== Required task ==
State how many lines of the data contain the word "concerning", and write nothing besides the number.

== Data extract ==
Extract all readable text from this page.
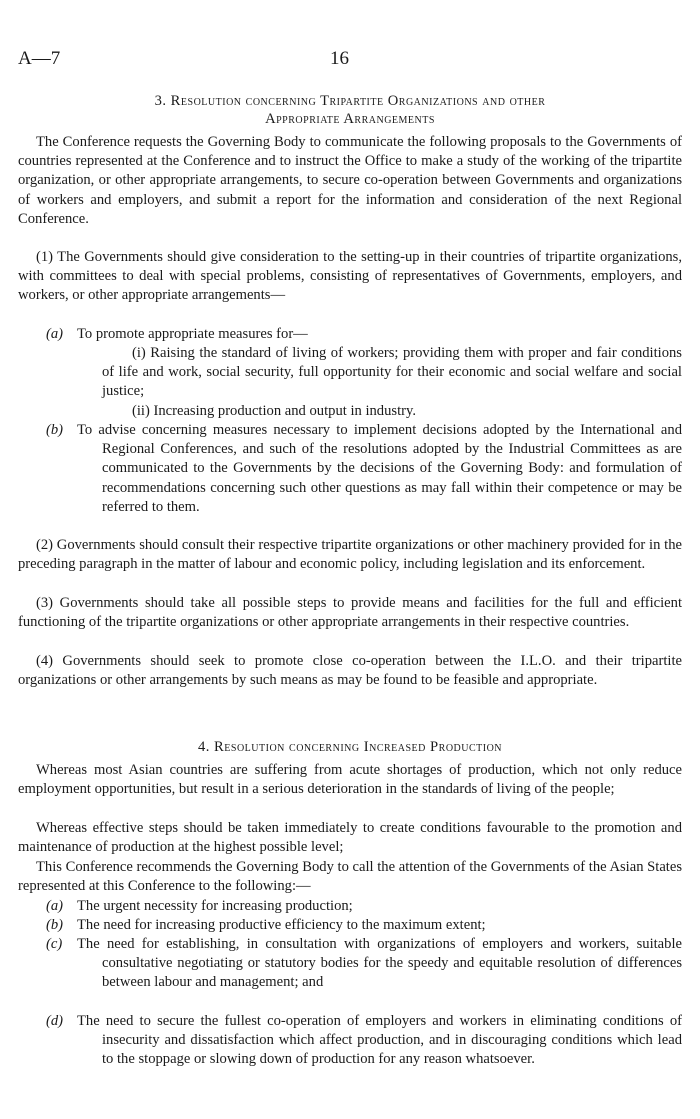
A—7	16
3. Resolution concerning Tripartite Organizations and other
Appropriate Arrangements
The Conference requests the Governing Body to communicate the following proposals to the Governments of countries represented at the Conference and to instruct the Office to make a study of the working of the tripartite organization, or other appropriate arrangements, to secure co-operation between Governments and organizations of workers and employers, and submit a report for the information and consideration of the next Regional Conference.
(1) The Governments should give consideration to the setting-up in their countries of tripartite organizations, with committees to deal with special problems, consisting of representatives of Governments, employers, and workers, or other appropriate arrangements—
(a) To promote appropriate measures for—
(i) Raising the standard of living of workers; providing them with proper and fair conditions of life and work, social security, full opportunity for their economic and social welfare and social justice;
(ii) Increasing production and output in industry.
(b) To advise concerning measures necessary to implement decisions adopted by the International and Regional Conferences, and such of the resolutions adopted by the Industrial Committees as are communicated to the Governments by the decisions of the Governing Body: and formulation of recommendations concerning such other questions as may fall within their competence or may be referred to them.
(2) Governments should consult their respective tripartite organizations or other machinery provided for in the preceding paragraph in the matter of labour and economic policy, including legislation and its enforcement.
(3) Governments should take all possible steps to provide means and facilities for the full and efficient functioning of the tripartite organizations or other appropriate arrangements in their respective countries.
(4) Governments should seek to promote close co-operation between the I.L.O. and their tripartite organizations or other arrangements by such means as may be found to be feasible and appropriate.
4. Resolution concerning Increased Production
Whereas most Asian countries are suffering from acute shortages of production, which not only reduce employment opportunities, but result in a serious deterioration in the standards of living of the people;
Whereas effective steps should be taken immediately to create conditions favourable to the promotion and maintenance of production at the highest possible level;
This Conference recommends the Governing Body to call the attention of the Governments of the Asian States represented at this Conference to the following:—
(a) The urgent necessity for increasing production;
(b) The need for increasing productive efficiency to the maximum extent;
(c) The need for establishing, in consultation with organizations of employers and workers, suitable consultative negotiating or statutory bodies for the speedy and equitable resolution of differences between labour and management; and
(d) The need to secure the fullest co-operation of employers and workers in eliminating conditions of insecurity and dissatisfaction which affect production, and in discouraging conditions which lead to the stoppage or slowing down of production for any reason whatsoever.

== Problem solution ==
3